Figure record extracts

★ ★ ★ ★

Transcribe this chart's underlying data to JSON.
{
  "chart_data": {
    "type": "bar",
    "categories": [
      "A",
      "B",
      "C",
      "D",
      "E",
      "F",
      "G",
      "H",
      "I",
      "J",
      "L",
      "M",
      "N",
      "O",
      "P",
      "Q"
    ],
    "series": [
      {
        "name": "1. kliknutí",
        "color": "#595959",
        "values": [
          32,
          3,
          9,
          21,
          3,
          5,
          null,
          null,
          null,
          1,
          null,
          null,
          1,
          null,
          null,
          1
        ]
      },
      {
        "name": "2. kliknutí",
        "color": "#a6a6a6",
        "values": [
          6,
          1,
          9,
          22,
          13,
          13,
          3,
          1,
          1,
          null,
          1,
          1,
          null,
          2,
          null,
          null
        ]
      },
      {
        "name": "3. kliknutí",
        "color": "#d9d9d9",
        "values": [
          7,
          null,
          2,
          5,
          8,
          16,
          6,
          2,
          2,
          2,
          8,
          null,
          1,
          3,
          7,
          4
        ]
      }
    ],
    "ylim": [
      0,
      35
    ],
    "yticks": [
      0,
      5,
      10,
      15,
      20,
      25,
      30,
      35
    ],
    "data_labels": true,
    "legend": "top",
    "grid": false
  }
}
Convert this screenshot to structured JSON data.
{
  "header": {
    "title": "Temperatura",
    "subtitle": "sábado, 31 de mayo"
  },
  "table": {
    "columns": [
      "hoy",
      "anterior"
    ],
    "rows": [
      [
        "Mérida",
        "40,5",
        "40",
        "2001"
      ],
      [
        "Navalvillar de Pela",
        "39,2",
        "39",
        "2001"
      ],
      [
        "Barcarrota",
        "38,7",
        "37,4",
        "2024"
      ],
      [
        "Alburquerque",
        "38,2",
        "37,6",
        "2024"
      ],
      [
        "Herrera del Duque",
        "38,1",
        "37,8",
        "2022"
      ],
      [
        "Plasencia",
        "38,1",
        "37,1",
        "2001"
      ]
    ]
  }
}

★ ★ ★ ★

Write each line above out exactly.

Answer to this exercise:
Transcribe this chart's underlying data to JSON.
{
  "chart_data": {
    "type": "bar",
    "categories": [
      "A",
      "B",
      "C",
      "D",
      "E",
      "F",
      "G",
      "H",
      "I",
      "J",
      "L",
      "M",
      "N",
      "O",
      "P",
      "Q"
    ],
    "series": [
      {
        "name": "1. kliknutí",
        "color": "#595959",
        "values": [
          32,
          3,
          9,
          21,
          3,
          5,
          null,
          null,
          null,
          1,
          null,
          null,
          1,
          null,
          null,
          1
        ]
      },
      {
        "name": "2. kliknutí",
        "color": "#a6a6a6",
        "values": [
          6,
          1,
          9,
          22,
          13,
          13,
          3,
          1,
          1,
          null,
          1,
          1,
          null,
          2,
          null,
          null
        ]
      },
      {
        "name": "3. kliknutí",
        "color": "#d9d9d9",
        "values": [
          7,
          null,
          2,
          5,
          8,
          16,
          6,
          2,
          2,
          2,
          8,
          null,
          1,
          3,
          7,
          4
        ]
      }
    ],
    "ylim": [
      0,
      35
    ],
    "yticks": [
      0,
      5,
      10,
      15,
      20,
      25,
      30,
      35
    ],
    "data_labels": true,
    "legend": "top",
    "grid": false
  }
}
Convert this screenshot to structured JSON data.
{
  "header": {
    "title": "Temperatura",
    "subtitle": "sábado, 31 de mayo"
  },
  "table": {
    "columns": [
      "hoy",
      "anterior"
    ],
    "rows": [
      [
        "Mérida",
        "40,5",
        "40",
        "2001"
      ],
      [
        "Navalvillar de Pela",
        "39,2",
        "39",
        "2001"
      ],
      [
        "Barcarrota",
        "38,7",
        "37,4",
        "2024"
      ],
      [
        "Alburquerque",
        "38,2",
        "37,6",
        "2024"
      ],
      [
        "Herrera del Duque",
        "38,1",
        "37,8",
        "2022"
      ],
      [
        "Plasencia",
        "38,1",
        "37,1",
        "2001"
      ]
    ]
  }
}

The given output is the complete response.